--- Task goal ---
Which lines of the records contain the word "cells"? Show each of them.

--- Input ---
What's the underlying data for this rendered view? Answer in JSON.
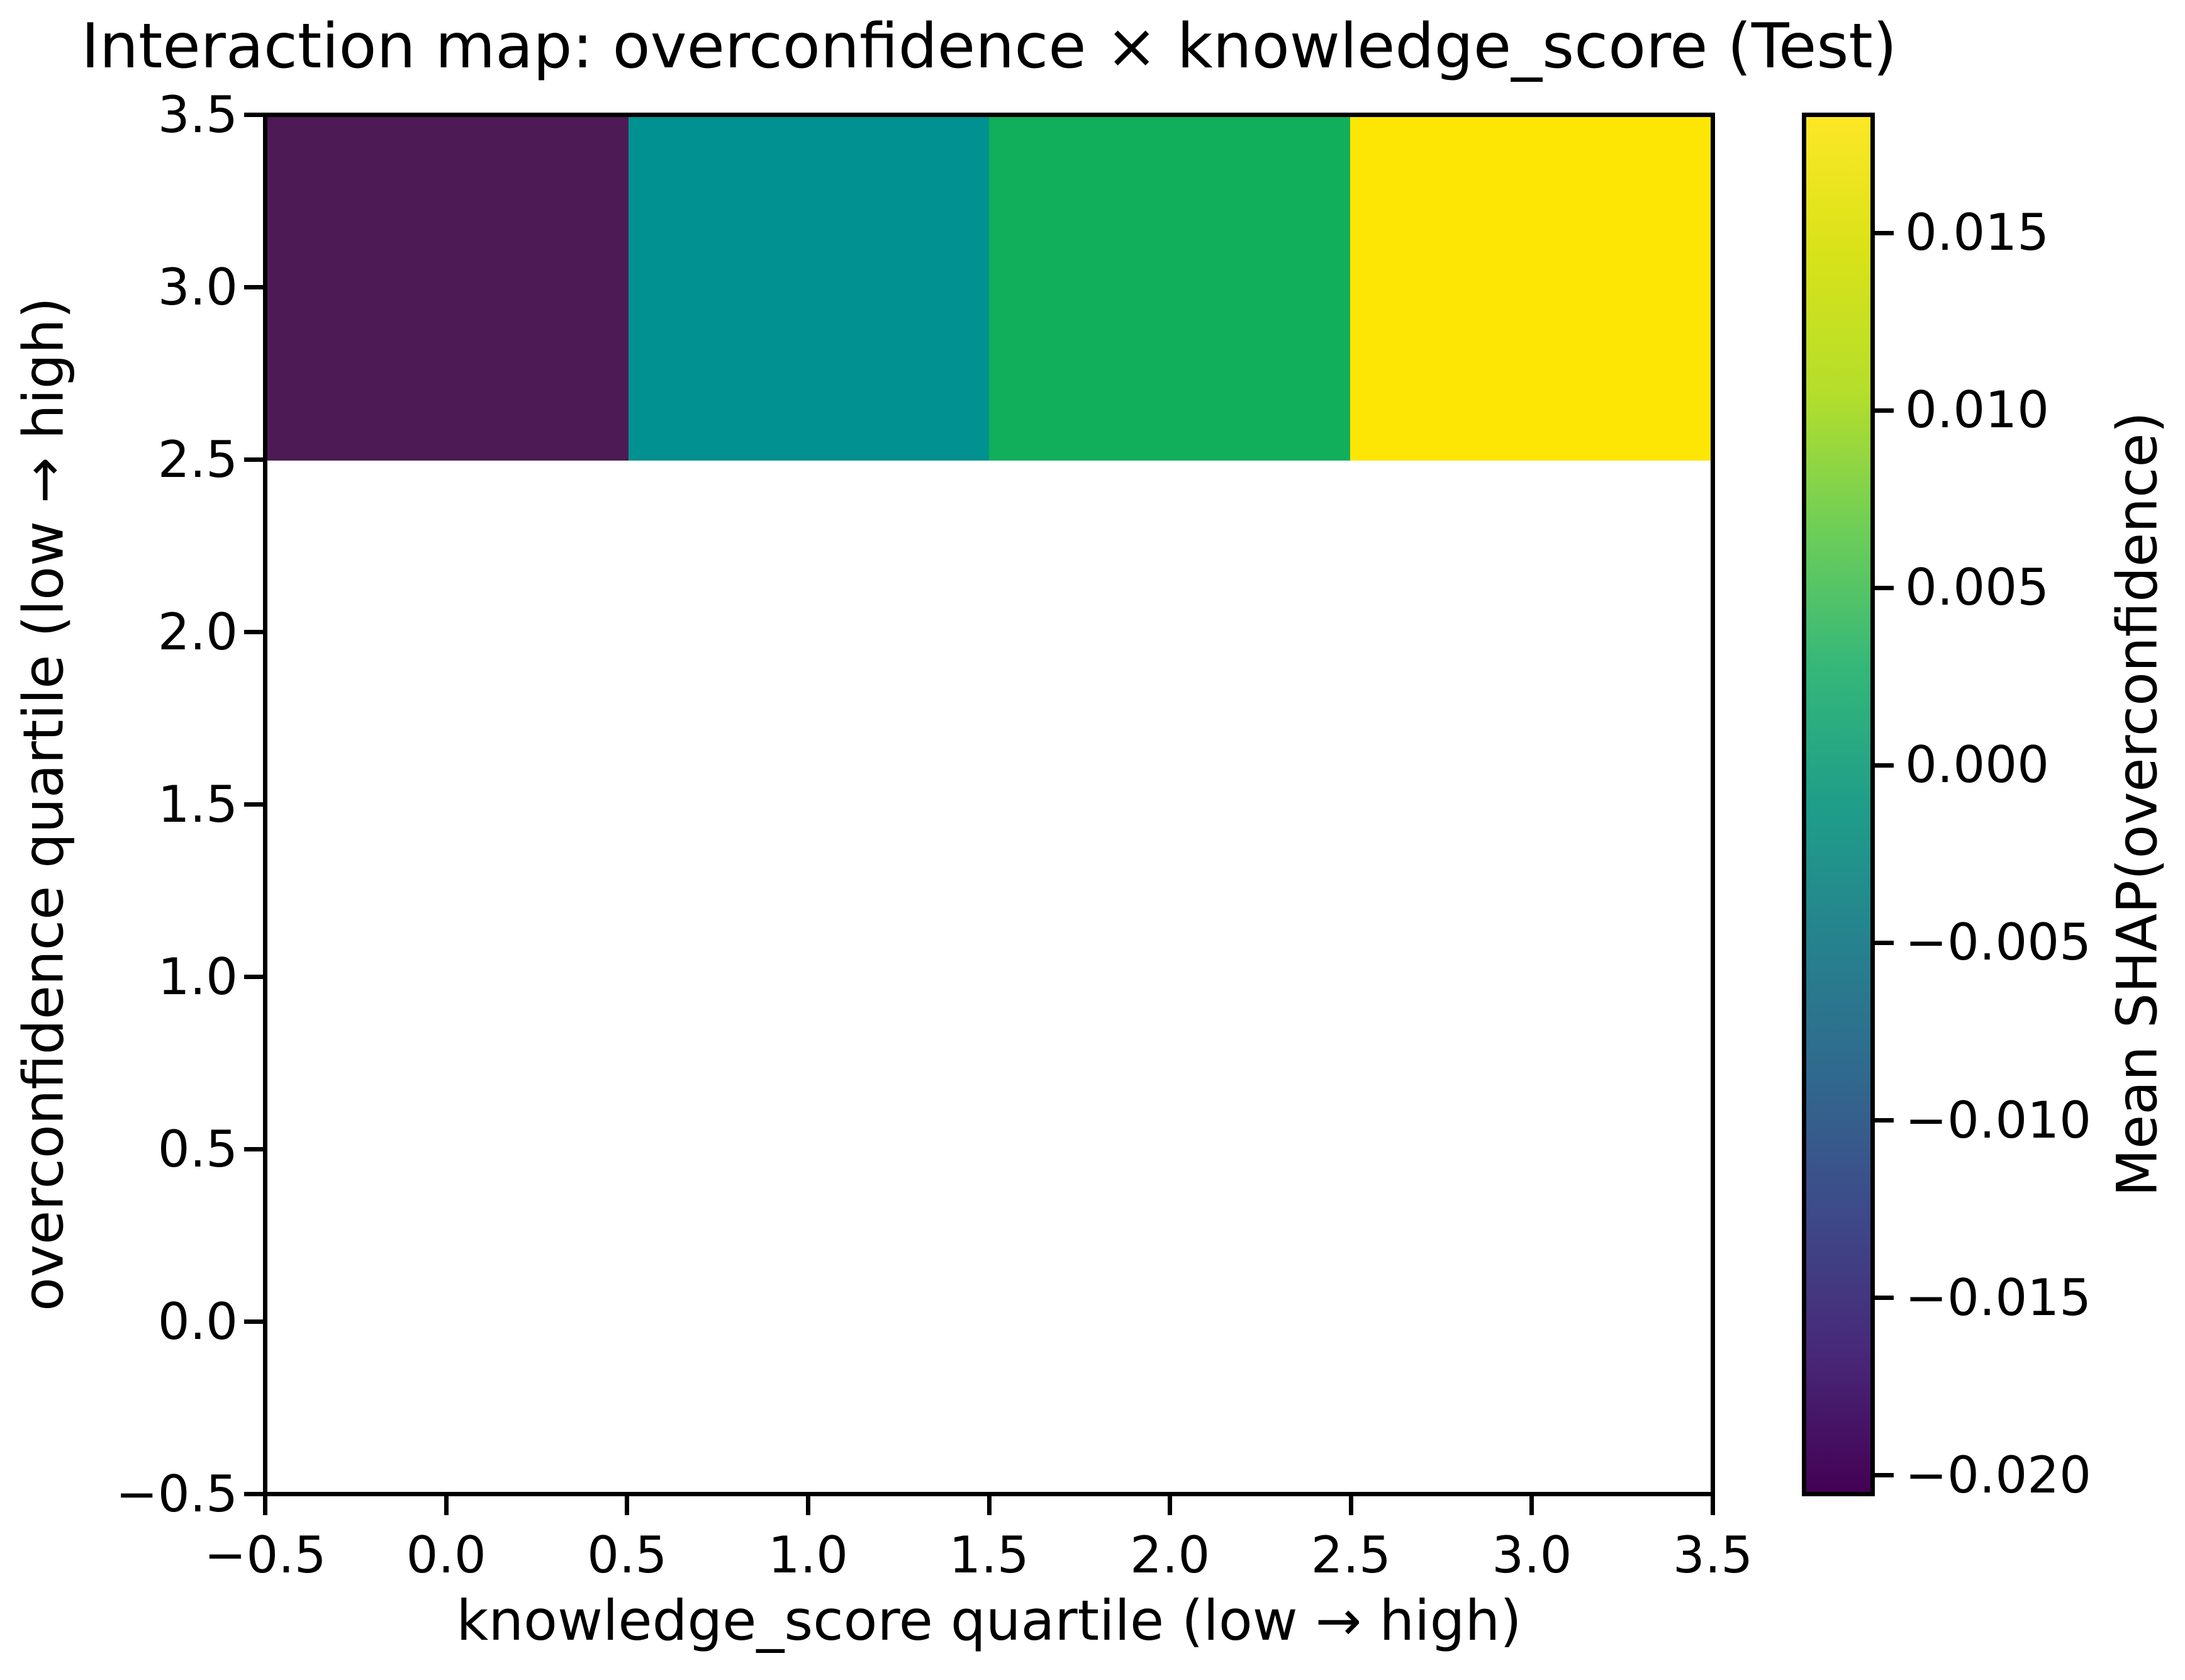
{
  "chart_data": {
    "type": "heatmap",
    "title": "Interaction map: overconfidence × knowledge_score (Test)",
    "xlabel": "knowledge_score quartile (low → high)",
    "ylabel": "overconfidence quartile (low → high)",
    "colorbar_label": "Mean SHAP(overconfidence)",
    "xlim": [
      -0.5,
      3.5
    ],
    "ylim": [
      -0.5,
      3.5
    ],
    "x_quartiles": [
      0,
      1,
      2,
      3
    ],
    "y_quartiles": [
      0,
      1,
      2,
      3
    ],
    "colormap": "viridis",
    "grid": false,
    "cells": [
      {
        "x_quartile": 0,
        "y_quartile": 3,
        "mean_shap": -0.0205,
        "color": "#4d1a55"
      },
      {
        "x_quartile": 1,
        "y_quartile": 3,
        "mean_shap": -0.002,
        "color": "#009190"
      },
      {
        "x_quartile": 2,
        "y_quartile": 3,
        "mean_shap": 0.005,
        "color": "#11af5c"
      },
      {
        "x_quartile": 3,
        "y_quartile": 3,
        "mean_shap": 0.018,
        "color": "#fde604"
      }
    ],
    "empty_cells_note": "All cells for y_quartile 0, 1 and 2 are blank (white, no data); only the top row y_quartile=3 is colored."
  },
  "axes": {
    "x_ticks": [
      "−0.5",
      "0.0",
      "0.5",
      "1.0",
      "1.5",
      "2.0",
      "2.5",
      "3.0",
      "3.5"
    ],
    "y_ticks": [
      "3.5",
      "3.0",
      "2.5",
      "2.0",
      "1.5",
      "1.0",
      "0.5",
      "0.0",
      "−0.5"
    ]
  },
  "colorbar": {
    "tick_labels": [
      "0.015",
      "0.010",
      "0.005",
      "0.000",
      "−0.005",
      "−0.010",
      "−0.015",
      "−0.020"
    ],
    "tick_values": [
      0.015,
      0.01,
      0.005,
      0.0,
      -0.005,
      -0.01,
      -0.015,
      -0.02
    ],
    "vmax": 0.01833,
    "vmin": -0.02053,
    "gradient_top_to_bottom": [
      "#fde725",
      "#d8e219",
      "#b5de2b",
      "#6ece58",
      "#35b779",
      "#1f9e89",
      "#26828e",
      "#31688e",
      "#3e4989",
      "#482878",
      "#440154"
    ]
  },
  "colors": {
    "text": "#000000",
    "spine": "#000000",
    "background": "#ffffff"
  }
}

--- Response to the task ---
    "cells": [
    "empty_cells_note": "All cells for y_quartile 0, 1 and 2 are blank (white, no data); only the top row y_quartile=3 is colored."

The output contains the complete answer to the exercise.